## Task goal
Scan the listing below for the word "steps" and state how many lines hold it. Write nothing but the number.

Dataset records
§

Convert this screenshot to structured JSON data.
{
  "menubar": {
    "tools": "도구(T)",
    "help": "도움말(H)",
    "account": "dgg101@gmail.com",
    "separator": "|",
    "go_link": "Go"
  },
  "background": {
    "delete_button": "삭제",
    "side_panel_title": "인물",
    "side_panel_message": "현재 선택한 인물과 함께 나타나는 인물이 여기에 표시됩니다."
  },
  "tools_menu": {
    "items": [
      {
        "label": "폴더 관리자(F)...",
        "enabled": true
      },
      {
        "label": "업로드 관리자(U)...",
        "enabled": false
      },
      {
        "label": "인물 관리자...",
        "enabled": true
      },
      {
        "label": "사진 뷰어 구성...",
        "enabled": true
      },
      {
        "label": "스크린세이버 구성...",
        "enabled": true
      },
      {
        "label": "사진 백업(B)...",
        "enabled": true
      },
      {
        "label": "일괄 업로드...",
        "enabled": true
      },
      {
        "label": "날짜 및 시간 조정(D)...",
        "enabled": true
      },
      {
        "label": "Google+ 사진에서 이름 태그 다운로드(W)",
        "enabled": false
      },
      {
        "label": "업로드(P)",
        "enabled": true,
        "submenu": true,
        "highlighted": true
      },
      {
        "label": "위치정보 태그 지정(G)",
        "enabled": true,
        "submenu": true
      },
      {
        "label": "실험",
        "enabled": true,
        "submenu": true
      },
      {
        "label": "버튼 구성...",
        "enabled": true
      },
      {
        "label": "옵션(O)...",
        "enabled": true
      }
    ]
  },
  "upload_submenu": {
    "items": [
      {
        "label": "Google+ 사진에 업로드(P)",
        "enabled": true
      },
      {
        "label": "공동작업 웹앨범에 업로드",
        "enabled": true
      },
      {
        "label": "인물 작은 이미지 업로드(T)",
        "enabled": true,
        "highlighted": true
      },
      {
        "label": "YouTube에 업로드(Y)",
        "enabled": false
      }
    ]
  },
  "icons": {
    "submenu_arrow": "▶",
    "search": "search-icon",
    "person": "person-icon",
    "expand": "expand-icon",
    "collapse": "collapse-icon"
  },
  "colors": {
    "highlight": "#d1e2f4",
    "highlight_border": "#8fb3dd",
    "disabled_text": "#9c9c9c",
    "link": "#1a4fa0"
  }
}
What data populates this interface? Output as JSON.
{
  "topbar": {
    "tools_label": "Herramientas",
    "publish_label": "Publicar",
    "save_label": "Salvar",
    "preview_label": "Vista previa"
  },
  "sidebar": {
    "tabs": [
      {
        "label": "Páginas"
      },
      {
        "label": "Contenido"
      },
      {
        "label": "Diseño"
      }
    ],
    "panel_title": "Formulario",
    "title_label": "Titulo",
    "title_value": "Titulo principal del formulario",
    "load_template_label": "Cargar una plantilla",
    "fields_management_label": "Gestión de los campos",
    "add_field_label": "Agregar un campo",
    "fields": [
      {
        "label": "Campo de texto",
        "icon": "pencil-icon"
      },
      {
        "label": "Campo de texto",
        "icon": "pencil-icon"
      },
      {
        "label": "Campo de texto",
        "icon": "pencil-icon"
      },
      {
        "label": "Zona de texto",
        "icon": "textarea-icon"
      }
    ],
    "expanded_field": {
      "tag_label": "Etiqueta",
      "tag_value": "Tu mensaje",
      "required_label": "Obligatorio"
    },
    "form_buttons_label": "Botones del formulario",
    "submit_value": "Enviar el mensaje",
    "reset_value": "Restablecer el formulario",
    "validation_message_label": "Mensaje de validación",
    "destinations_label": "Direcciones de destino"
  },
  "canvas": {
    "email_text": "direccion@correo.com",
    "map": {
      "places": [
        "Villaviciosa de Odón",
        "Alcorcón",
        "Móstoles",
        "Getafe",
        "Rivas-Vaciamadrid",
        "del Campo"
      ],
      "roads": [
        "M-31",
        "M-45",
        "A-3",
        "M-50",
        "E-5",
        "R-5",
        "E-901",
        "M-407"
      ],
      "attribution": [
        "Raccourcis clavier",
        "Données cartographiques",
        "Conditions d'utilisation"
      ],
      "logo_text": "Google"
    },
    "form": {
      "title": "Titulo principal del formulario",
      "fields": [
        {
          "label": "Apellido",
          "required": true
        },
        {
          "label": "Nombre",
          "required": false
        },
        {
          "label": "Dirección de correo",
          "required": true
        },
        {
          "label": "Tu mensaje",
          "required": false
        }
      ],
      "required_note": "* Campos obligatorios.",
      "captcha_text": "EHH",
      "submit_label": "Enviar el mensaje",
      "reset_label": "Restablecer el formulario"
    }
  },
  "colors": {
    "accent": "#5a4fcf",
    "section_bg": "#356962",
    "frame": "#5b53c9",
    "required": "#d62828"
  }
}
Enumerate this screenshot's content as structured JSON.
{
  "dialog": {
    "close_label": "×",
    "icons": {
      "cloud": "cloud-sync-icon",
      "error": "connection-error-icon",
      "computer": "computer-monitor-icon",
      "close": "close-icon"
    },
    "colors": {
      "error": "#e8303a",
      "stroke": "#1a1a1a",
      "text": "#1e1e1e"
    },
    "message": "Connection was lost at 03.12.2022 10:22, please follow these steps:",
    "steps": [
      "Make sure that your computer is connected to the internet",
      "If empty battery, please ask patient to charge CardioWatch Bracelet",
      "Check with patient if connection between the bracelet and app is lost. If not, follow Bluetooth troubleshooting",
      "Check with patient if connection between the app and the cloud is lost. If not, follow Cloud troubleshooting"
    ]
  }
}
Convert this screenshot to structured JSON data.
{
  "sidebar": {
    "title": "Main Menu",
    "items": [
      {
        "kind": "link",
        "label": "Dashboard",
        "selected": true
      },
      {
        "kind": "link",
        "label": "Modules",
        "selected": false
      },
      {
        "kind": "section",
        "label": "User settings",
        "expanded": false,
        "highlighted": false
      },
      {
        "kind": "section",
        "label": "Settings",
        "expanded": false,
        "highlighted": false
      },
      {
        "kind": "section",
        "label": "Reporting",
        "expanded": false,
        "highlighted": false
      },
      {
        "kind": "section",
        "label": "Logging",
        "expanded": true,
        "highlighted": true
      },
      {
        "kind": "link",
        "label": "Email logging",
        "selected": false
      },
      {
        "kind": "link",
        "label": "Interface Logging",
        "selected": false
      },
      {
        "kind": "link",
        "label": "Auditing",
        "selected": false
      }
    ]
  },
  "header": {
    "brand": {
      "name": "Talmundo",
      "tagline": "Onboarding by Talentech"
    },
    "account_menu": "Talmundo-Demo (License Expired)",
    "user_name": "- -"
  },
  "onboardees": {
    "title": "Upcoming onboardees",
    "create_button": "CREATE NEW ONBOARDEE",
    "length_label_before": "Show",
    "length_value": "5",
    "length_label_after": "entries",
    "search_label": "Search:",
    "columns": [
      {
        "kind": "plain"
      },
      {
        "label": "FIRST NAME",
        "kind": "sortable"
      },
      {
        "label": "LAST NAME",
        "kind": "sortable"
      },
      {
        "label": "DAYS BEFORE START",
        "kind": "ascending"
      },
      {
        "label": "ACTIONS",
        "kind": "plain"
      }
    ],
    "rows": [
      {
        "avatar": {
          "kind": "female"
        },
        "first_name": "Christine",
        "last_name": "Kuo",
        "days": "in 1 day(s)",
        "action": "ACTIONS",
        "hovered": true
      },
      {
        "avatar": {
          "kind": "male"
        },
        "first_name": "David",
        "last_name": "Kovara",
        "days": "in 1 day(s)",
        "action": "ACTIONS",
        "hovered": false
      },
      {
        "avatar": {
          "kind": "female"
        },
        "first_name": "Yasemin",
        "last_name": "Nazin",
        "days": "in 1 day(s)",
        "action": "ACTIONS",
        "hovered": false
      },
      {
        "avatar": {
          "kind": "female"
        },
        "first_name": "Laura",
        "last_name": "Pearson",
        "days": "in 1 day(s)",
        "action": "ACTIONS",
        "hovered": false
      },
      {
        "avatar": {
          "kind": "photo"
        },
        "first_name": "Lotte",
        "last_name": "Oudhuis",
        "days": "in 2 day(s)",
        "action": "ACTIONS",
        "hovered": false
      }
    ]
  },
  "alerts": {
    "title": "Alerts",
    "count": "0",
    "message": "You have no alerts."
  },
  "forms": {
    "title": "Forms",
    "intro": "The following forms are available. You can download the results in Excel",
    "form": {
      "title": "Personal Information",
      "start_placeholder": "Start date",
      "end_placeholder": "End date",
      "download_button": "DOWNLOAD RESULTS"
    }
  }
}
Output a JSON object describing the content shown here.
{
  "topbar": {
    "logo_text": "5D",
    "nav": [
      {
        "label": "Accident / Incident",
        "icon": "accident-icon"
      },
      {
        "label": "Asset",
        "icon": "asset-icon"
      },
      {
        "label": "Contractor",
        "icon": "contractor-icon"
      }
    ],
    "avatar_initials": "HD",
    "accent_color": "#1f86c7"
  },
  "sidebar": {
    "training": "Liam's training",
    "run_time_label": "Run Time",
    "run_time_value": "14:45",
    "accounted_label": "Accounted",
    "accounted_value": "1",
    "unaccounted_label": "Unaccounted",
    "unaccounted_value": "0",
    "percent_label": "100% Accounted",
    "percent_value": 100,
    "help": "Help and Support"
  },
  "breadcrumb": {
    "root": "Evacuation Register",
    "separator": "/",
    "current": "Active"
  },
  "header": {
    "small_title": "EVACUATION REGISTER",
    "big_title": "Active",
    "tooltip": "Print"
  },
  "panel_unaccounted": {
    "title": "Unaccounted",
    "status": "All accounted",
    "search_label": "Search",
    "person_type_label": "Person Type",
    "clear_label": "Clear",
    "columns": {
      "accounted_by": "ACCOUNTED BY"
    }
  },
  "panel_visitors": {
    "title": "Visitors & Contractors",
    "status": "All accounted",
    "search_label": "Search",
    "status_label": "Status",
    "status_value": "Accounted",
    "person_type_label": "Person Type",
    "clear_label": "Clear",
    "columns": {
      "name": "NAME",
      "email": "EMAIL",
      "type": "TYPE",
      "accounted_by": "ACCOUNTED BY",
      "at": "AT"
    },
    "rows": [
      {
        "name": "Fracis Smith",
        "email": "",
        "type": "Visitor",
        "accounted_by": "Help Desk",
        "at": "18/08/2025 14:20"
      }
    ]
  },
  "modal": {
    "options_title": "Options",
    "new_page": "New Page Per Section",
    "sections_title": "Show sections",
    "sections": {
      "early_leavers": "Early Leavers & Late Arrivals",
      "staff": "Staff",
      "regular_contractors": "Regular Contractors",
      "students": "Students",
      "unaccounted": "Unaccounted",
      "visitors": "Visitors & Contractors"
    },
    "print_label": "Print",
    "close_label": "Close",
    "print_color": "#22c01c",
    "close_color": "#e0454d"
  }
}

§

## Exercise result
2